▸ RECORDS SHOWN
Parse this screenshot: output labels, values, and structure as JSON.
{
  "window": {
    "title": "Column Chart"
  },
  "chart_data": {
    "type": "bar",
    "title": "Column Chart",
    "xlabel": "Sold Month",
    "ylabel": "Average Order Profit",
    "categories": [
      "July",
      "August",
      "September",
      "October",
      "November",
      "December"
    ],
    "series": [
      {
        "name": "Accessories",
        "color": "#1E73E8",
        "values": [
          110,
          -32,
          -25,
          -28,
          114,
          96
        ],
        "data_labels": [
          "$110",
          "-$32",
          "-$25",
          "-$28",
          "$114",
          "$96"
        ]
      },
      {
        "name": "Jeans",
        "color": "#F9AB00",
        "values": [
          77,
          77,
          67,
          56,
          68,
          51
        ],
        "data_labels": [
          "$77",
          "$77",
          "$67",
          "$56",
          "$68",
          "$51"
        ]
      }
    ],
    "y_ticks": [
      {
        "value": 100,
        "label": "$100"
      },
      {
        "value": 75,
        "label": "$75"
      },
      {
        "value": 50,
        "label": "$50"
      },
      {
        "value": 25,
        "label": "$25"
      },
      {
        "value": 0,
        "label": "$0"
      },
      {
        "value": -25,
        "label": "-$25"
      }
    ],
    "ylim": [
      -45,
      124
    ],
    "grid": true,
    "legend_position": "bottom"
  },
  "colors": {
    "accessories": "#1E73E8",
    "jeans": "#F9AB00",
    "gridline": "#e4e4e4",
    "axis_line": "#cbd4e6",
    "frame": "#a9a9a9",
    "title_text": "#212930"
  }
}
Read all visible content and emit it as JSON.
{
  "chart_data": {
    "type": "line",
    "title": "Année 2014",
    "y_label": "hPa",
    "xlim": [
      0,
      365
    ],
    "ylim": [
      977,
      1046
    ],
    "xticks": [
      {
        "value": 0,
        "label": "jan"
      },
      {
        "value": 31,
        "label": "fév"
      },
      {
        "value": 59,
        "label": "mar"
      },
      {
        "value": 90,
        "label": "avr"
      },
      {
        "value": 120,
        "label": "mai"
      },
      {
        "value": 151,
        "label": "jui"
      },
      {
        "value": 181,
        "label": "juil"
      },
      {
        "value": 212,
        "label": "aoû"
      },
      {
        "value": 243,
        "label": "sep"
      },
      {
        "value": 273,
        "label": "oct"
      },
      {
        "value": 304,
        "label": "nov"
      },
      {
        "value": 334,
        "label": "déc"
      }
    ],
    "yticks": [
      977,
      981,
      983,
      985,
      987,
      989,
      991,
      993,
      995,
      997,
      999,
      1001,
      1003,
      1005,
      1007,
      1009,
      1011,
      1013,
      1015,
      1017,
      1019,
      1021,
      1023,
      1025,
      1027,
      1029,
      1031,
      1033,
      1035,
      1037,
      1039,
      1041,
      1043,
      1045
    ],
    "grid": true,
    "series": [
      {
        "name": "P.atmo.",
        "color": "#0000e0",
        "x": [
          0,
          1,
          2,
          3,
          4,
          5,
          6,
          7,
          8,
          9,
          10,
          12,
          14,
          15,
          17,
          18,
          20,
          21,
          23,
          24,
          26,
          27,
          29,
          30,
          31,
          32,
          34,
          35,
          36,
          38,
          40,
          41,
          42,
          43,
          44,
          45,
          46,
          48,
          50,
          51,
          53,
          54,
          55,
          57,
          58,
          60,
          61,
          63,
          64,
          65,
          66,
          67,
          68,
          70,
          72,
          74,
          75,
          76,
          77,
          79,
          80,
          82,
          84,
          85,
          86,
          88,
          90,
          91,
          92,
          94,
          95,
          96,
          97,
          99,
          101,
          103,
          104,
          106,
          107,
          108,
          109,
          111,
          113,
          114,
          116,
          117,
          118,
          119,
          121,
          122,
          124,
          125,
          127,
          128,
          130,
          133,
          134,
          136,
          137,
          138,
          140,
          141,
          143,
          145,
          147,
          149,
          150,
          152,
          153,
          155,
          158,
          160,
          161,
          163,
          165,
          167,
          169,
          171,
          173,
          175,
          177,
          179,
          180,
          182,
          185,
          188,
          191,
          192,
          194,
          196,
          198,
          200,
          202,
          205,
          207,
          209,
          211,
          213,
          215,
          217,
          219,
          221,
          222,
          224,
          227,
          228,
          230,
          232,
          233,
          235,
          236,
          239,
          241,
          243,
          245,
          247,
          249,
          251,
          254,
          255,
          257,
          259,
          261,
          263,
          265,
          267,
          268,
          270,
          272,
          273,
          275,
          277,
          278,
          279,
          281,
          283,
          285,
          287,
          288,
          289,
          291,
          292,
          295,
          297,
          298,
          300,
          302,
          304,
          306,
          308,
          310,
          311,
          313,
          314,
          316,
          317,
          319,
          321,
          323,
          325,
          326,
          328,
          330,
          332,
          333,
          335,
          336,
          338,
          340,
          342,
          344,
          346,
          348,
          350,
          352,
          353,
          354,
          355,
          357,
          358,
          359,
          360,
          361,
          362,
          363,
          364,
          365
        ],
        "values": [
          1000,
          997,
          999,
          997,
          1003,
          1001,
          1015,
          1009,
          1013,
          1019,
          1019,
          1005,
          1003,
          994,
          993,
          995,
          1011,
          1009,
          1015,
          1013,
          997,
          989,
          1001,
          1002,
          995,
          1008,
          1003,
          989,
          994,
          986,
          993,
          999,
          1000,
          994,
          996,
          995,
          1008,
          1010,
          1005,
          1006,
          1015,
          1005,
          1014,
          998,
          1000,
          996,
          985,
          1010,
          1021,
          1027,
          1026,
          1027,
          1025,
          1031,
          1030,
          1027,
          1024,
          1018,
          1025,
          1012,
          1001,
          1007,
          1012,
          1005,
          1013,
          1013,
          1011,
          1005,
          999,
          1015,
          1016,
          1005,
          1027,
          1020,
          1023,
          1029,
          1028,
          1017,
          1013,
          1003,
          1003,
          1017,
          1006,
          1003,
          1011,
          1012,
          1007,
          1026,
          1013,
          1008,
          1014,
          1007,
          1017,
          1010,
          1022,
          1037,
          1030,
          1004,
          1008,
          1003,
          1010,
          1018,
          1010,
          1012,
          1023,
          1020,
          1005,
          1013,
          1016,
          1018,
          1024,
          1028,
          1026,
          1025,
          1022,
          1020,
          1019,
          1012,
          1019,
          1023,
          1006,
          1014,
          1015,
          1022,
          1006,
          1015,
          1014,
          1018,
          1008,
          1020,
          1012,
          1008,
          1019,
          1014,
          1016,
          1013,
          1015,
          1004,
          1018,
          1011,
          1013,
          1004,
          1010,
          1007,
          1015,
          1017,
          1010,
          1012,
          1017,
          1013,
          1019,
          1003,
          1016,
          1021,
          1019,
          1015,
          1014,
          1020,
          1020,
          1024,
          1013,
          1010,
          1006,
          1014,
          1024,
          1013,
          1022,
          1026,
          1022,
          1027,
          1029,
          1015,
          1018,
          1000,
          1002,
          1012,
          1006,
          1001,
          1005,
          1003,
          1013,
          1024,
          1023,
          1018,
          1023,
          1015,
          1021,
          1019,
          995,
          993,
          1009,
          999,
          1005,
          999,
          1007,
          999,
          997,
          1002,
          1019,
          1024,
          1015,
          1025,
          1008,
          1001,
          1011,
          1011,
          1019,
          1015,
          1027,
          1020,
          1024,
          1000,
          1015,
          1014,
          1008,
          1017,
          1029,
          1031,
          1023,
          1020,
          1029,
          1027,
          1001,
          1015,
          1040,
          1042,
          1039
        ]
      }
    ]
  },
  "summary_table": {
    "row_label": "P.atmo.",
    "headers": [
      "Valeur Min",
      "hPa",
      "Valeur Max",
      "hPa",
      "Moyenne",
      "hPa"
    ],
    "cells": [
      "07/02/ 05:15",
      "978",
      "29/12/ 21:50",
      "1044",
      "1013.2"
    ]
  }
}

▸ SET PROBLEM
Extract all of the material exactly as it is written.

▸ RESULT
Parse this screenshot: output labels, values, and structure as JSON.
{
  "window": {
    "title": "Column Chart"
  },
  "chart_data": {
    "type": "bar",
    "title": "Column Chart",
    "xlabel": "Sold Month",
    "ylabel": "Average Order Profit",
    "categories": [
      "July",
      "August",
      "September",
      "October",
      "November",
      "December"
    ],
    "series": [
      {
        "name": "Accessories",
        "color": "#1E73E8",
        "values": [
          110,
          -32,
          -25,
          -28,
          114,
          96
        ],
        "data_labels": [
          "$110",
          "-$32",
          "-$25",
          "-$28",
          "$114",
          "$96"
        ]
      },
      {
        "name": "Jeans",
        "color": "#F9AB00",
        "values": [
          77,
          77,
          67,
          56,
          68,
          51
        ],
        "data_labels": [
          "$77",
          "$77",
          "$67",
          "$56",
          "$68",
          "$51"
        ]
      }
    ],
    "y_ticks": [
      {
        "value": 100,
        "label": "$100"
      },
      {
        "value": 75,
        "label": "$75"
      },
      {
        "value": 50,
        "label": "$50"
      },
      {
        "value": 25,
        "label": "$25"
      },
      {
        "value": 0,
        "label": "$0"
      },
      {
        "value": -25,
        "label": "-$25"
      }
    ],
    "ylim": [
      -45,
      124
    ],
    "grid": true,
    "legend_position": "bottom"
  },
  "colors": {
    "accessories": "#1E73E8",
    "jeans": "#F9AB00",
    "gridline": "#e4e4e4",
    "axis_line": "#cbd4e6",
    "frame": "#a9a9a9",
    "title_text": "#212930"
  }
}
Read all visible content and emit it as JSON.
{
  "chart_data": {
    "type": "line",
    "title": "Année 2014",
    "y_label": "hPa",
    "xlim": [
      0,
      365
    ],
    "ylim": [
      977,
      1046
    ],
    "xticks": [
      {
        "value": 0,
        "label": "jan"
      },
      {
        "value": 31,
        "label": "fév"
      },
      {
        "value": 59,
        "label": "mar"
      },
      {
        "value": 90,
        "label": "avr"
      },
      {
        "value": 120,
        "label": "mai"
      },
      {
        "value": 151,
        "label": "jui"
      },
      {
        "value": 181,
        "label": "juil"
      },
      {
        "value": 212,
        "label": "aoû"
      },
      {
        "value": 243,
        "label": "sep"
      },
      {
        "value": 273,
        "label": "oct"
      },
      {
        "value": 304,
        "label": "nov"
      },
      {
        "value": 334,
        "label": "déc"
      }
    ],
    "yticks": [
      977,
      981,
      983,
      985,
      987,
      989,
      991,
      993,
      995,
      997,
      999,
      1001,
      1003,
      1005,
      1007,
      1009,
      1011,
      1013,
      1015,
      1017,
      1019,
      1021,
      1023,
      1025,
      1027,
      1029,
      1031,
      1033,
      1035,
      1037,
      1039,
      1041,
      1043,
      1045
    ],
    "grid": true,
    "series": [
      {
        "name": "P.atmo.",
        "color": "#0000e0",
        "x": [
          0,
          1,
          2,
          3,
          4,
          5,
          6,
          7,
          8,
          9,
          10,
          12,
          14,
          15,
          17,
          18,
          20,
          21,
          23,
          24,
          26,
          27,
          29,
          30,
          31,
          32,
          34,
          35,
          36,
          38,
          40,
          41,
          42,
          43,
          44,
          45,
          46,
          48,
          50,
          51,
          53,
          54,
          55,
          57,
          58,
          60,
          61,
          63,
          64,
          65,
          66,
          67,
          68,
          70,
          72,
          74,
          75,
          76,
          77,
          79,
          80,
          82,
          84,
          85,
          86,
          88,
          90,
          91,
          92,
          94,
          95,
          96,
          97,
          99,
          101,
          103,
          104,
          106,
          107,
          108,
          109,
          111,
          113,
          114,
          116,
          117,
          118,
          119,
          121,
          122,
          124,
          125,
          127,
          128,
          130,
          133,
          134,
          136,
          137,
          138,
          140,
          141,
          143,
          145,
          147,
          149,
          150,
          152,
          153,
          155,
          158,
          160,
          161,
          163,
          165,
          167,
          169,
          171,
          173,
          175,
          177,
          179,
          180,
          182,
          185,
          188,
          191,
          192,
          194,
          196,
          198,
          200,
          202,
          205,
          207,
          209,
          211,
          213,
          215,
          217,
          219,
          221,
          222,
          224,
          227,
          228,
          230,
          232,
          233,
          235,
          236,
          239,
          241,
          243,
          245,
          247,
          249,
          251,
          254,
          255,
          257,
          259,
          261,
          263,
          265,
          267,
          268,
          270,
          272,
          273,
          275,
          277,
          278,
          279,
          281,
          283,
          285,
          287,
          288,
          289,
          291,
          292,
          295,
          297,
          298,
          300,
          302,
          304,
          306,
          308,
          310,
          311,
          313,
          314,
          316,
          317,
          319,
          321,
          323,
          325,
          326,
          328,
          330,
          332,
          333,
          335,
          336,
          338,
          340,
          342,
          344,
          346,
          348,
          350,
          352,
          353,
          354,
          355,
          357,
          358,
          359,
          360,
          361,
          362,
          363,
          364,
          365
        ],
        "values": [
          1000,
          997,
          999,
          997,
          1003,
          1001,
          1015,
          1009,
          1013,
          1019,
          1019,
          1005,
          1003,
          994,
          993,
          995,
          1011,
          1009,
          1015,
          1013,
          997,
          989,
          1001,
          1002,
          995,
          1008,
          1003,
          989,
          994,
          986,
          993,
          999,
          1000,
          994,
          996,
          995,
          1008,
          1010,
          1005,
          1006,
          1015,
          1005,
          1014,
          998,
          1000,
          996,
          985,
          1010,
          1021,
          1027,
          1026,
          1027,
          1025,
          1031,
          1030,
          1027,
          1024,
          1018,
          1025,
          1012,
          1001,
          1007,
          1012,
          1005,
          1013,
          1013,
          1011,
          1005,
          999,
          1015,
          1016,
          1005,
          1027,
          1020,
          1023,
          1029,
          1028,
          1017,
          1013,
          1003,
          1003,
          1017,
          1006,
          1003,
          1011,
          1012,
          1007,
          1026,
          1013,
          1008,
          1014,
          1007,
          1017,
          1010,
          1022,
          1037,
          1030,
          1004,
          1008,
          1003,
          1010,
          1018,
          1010,
          1012,
          1023,
          1020,
          1005,
          1013,
          1016,
          1018,
          1024,
          1028,
          1026,
          1025,
          1022,
          1020,
          1019,
          1012,
          1019,
          1023,
          1006,
          1014,
          1015,
          1022,
          1006,
          1015,
          1014,
          1018,
          1008,
          1020,
          1012,
          1008,
          1019,
          1014,
          1016,
          1013,
          1015,
          1004,
          1018,
          1011,
          1013,
          1004,
          1010,
          1007,
          1015,
          1017,
          1010,
          1012,
          1017,
          1013,
          1019,
          1003,
          1016,
          1021,
          1019,
          1015,
          1014,
          1020,
          1020,
          1024,
          1013,
          1010,
          1006,
          1014,
          1024,
          1013,
          1022,
          1026,
          1022,
          1027,
          1029,
          1015,
          1018,
          1000,
          1002,
          1012,
          1006,
          1001,
          1005,
          1003,
          1013,
          1024,
          1023,
          1018,
          1023,
          1015,
          1021,
          1019,
          995,
          993,
          1009,
          999,
          1005,
          999,
          1007,
          999,
          997,
          1002,
          1019,
          1024,
          1015,
          1025,
          1008,
          1001,
          1011,
          1011,
          1019,
          1015,
          1027,
          1020,
          1024,
          1000,
          1015,
          1014,
          1008,
          1017,
          1029,
          1031,
          1023,
          1020,
          1029,
          1027,
          1001,
          1015,
          1040,
          1042,
          1039
        ]
      }
    ]
  },
  "summary_table": {
    "row_label": "P.atmo.",
    "headers": [
      "Valeur Min",
      "hPa",
      "Valeur Max",
      "hPa",
      "Moyenne",
      "hPa"
    ],
    "cells": [
      "07/02/ 05:15",
      "978",
      "29/12/ 21:50",
      "1044",
      "1013.2"
    ]
  }
}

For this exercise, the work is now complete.